SET TASK: Return all lines in the material below that contain "this".

## begin

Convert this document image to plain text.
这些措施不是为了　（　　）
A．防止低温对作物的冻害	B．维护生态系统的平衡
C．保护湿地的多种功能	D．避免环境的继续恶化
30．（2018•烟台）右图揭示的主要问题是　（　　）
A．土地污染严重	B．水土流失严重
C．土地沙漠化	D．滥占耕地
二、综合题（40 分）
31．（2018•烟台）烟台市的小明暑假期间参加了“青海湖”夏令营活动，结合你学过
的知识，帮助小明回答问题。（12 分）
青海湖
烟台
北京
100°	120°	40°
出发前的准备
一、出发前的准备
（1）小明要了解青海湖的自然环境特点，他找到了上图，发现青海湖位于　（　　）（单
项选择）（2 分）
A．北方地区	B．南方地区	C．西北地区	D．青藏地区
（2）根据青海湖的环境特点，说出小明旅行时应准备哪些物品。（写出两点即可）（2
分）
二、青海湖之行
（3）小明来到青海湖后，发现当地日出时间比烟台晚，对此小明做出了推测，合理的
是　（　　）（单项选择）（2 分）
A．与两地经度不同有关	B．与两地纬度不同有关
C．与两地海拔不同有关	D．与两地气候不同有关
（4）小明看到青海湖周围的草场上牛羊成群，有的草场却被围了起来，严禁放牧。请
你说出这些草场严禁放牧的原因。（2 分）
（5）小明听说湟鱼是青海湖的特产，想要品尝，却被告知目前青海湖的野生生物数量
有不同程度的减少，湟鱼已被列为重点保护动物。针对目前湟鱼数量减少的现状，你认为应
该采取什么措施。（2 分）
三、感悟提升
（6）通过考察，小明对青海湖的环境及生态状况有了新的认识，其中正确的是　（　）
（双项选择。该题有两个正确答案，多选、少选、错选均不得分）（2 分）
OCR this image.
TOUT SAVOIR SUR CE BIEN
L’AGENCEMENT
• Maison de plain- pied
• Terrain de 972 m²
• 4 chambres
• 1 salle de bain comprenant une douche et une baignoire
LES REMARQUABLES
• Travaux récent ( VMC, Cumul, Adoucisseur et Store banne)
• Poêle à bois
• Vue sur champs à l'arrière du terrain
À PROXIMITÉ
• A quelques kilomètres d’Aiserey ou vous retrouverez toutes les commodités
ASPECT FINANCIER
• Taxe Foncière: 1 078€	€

## end

EXERCISE RESPONSE:
Convert this document image to plain text.
OCR this image.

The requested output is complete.